⟨

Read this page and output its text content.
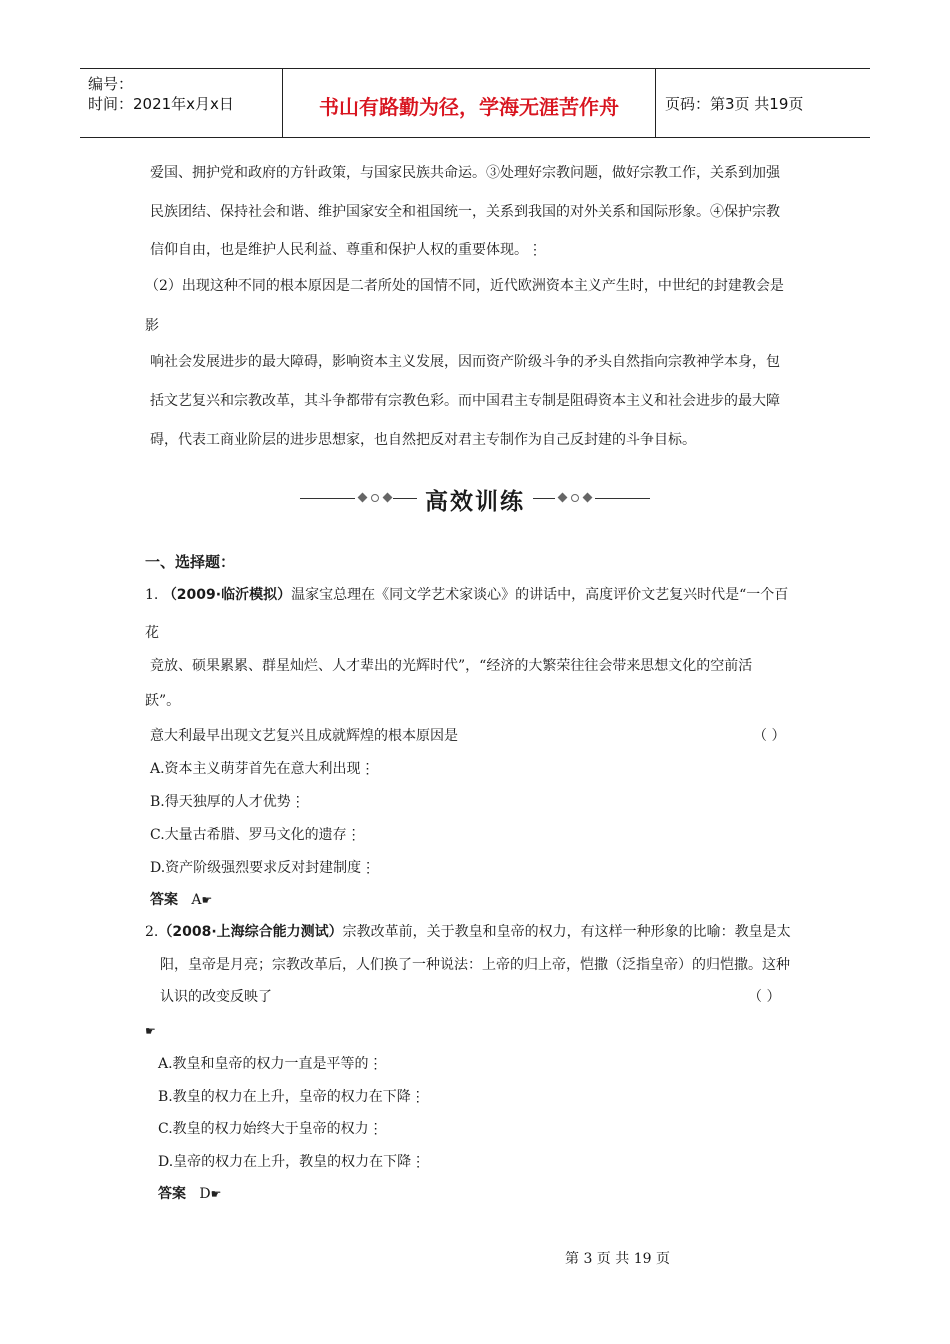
编号：
时间：2021年x月x日	书山有路勤为径，学海无涯苦作舟	页码：第3页 共19页
爱国、拥护党和政府的方针政策，与国家民族共命运。③处理好宗教问题，做好宗教工作，关系到加强
民族团结、保持社会和谐、维护国家安全和祖国统一，关系到我国的对外关系和国际形象。④保护宗教
信仰自由，也是维护人民利益、尊重和保护人权的重要体现。⋮
（2）出现这种不同的根本原因是二者所处的国情不同，近代欧洲资本主义产生时，中世纪的封建教会是
影
响社会发展进步的最大障碍，影响资本主义发展，因而资产阶级斗争的矛头自然指向宗教神学本身，包
括文艺复兴和宗教改革，其斗争都带有宗教色彩。而中国君主专制是阻碍资本主义和社会进步的最大障
碍，代表工商业阶层的进步思想家，也自然把反对君主专制作为自己反封建的斗争目标。
高效训练
一、选择题：
1. （2009·临沂模拟）温家宝总理在《同文学艺术家谈心》的讲话中，高度评价文艺复兴时代是“一个百
花
竞放、硕果累累、群星灿烂、人才辈出的光辉时代”，“经济的大繁荣往往会带来思想文化的空前活
跃”。
意大利最早出现文艺复兴且成就辉煌的根本原因是	（ ）
A.资本主义萌芽首先在意大利出现⋮
B.得天独厚的人才优势⋮
C.大量古希腊、罗马文化的遗存⋮
D.资产阶级强烈要求反对封建制度⋮
答案 A☛
2.（2008·上海综合能力测试）宗教改革前，关于教皇和皇帝的权力，有这样一种形象的比喻：教皇是太
阳，皇帝是月亮；宗教改革后，人们换了一种说法：上帝的归上帝，恺撒（泛指皇帝）的归恺撒。这种
认识的改变反映了	（ ）
☛
A.教皇和皇帝的权力一直是平等的⋮
B.教皇的权力在上升，皇帝的权力在下降⋮
C.教皇的权力始终大于皇帝的权力⋮
D.皇帝的权力在上升，教皇的权力在下降⋮
答案 D☛
第 3 页 共 19 页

⟩

DESCRIPTION OF THE TASK: All of the lines above should be printed exactly, minus the pictures.

EXERCISE RESPONSE:
Read this page and output its text content.
编号：
时间：2021年x月x日	书山有路勤为径，学海无涯苦作舟	页码：第3页 共19页
爱国、拥护党和政府的方针政策，与国家民族共命运。③处理好宗教问题，做好宗教工作，关系到加强
民族团结、保持社会和谐、维护国家安全和祖国统一，关系到我国的对外关系和国际形象。④保护宗教
信仰自由，也是维护人民利益、尊重和保护人权的重要体现。⋮
（2）出现这种不同的根本原因是二者所处的国情不同，近代欧洲资本主义产生时，中世纪的封建教会是
影
响社会发展进步的最大障碍，影响资本主义发展，因而资产阶级斗争的矛头自然指向宗教神学本身，包
括文艺复兴和宗教改革，其斗争都带有宗教色彩。而中国君主专制是阻碍资本主义和社会进步的最大障
碍，代表工商业阶层的进步思想家，也自然把反对君主专制作为自己反封建的斗争目标。
高效训练
一、选择题：
1. （2009·临沂模拟）温家宝总理在《同文学艺术家谈心》的讲话中，高度评价文艺复兴时代是“一个百
花
竞放、硕果累累、群星灿烂、人才辈出的光辉时代”，“经济的大繁荣往往会带来思想文化的空前活
跃”。
意大利最早出现文艺复兴且成就辉煌的根本原因是	（ ）
A.资本主义萌芽首先在意大利出现⋮
B.得天独厚的人才优势⋮
C.大量古希腊、罗马文化的遗存⋮
D.资产阶级强烈要求反对封建制度⋮
答案 A☛
2.（2008·上海综合能力测试）宗教改革前，关于教皇和皇帝的权力，有这样一种形象的比喻：教皇是太
阳，皇帝是月亮；宗教改革后，人们换了一种说法：上帝的归上帝，恺撒（泛指皇帝）的归恺撒。这种
认识的改变反映了	（ ）
☛
A.教皇和皇帝的权力一直是平等的⋮
B.教皇的权力在上升，皇帝的权力在下降⋮
C.教皇的权力始终大于皇帝的权力⋮
D.皇帝的权力在上升，教皇的权力在下降⋮
答案 D☛
第 3 页 共 19 页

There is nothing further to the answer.